The exercise
Select lines where the word "shop" appears.

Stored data
● ● ● ● ● ● ●
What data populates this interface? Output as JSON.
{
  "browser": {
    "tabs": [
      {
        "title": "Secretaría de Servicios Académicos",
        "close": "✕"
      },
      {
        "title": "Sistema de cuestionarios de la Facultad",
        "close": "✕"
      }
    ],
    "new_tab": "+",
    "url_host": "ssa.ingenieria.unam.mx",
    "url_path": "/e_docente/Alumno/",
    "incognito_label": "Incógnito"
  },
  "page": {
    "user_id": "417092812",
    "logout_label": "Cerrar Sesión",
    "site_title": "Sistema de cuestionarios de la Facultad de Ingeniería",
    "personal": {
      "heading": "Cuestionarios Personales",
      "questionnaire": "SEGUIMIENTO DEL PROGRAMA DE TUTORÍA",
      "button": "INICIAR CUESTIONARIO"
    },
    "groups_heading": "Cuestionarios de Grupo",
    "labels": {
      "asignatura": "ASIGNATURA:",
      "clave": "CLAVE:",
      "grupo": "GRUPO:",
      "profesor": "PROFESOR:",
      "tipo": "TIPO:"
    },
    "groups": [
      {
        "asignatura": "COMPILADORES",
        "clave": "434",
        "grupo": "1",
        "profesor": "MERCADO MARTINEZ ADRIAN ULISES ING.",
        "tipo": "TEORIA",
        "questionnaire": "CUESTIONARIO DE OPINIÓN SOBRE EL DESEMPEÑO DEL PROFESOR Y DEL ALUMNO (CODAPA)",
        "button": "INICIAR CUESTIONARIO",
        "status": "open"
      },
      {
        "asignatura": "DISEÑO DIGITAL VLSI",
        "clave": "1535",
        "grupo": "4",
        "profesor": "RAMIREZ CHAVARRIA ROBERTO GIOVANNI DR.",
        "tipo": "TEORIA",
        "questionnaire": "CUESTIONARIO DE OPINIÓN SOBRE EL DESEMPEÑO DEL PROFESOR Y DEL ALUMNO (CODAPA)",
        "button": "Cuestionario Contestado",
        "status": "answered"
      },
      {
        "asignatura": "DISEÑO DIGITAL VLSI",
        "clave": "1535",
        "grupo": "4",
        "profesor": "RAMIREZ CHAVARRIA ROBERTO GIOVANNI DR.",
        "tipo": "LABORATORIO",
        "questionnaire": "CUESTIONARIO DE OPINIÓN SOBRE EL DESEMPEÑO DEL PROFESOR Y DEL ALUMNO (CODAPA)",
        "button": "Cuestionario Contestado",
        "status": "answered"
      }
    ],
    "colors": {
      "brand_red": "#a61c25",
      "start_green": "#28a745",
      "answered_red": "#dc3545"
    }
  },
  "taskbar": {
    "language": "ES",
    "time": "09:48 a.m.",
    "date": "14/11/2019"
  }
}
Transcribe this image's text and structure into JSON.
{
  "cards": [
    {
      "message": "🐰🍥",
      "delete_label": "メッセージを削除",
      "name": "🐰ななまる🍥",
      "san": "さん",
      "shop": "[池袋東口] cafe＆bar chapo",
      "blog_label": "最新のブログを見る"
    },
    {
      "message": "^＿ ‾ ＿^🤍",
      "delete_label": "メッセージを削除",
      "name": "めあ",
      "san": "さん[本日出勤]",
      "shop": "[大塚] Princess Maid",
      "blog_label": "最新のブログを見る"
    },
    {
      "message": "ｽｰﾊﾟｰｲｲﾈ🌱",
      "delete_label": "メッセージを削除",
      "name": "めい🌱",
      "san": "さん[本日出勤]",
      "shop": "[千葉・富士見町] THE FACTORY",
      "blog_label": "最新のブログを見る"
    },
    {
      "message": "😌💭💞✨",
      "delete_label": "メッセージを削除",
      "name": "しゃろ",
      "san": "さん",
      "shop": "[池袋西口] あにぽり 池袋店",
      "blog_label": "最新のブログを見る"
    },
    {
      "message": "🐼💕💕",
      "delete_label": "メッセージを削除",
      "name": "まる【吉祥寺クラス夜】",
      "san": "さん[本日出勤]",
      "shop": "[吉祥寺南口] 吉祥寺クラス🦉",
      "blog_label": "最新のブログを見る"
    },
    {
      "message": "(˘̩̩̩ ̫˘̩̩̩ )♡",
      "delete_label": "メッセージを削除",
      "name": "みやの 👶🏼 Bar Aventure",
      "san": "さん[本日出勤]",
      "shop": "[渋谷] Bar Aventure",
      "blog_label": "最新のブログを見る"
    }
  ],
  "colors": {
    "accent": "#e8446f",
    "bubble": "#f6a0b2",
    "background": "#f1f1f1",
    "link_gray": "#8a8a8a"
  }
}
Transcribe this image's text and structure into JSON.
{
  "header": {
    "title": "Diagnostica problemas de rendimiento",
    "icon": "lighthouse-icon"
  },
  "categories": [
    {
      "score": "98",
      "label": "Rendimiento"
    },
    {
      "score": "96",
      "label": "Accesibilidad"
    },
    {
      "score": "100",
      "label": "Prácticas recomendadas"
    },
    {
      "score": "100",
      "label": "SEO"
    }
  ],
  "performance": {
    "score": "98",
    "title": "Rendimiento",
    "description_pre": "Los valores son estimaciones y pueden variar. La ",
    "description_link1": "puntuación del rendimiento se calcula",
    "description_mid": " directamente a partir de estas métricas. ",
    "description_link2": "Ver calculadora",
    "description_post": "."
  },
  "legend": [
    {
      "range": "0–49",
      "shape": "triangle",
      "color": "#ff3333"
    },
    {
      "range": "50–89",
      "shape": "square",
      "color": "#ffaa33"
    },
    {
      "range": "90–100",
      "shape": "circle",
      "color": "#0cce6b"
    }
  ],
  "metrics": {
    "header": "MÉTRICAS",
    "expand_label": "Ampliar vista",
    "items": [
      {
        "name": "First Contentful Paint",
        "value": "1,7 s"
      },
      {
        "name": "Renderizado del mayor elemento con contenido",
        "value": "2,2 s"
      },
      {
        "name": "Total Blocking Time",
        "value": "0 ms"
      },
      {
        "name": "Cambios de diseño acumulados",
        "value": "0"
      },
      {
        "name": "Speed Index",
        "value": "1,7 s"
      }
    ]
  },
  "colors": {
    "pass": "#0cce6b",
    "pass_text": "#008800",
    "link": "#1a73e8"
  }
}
● ● ● ● ● ● ●
The solution
      "shop": "[池袋東口] cafe＆bar chapo",
      "shop": "[大塚] Princess Maid",
      "shop": "[千葉・富士見町] THE FACTORY",
      "shop": "[池袋西口] あにぽり 池袋店",
      "shop": "[吉祥寺南口] 吉祥寺クラス🦉",
      "shop": "[渋谷] Bar Aventure",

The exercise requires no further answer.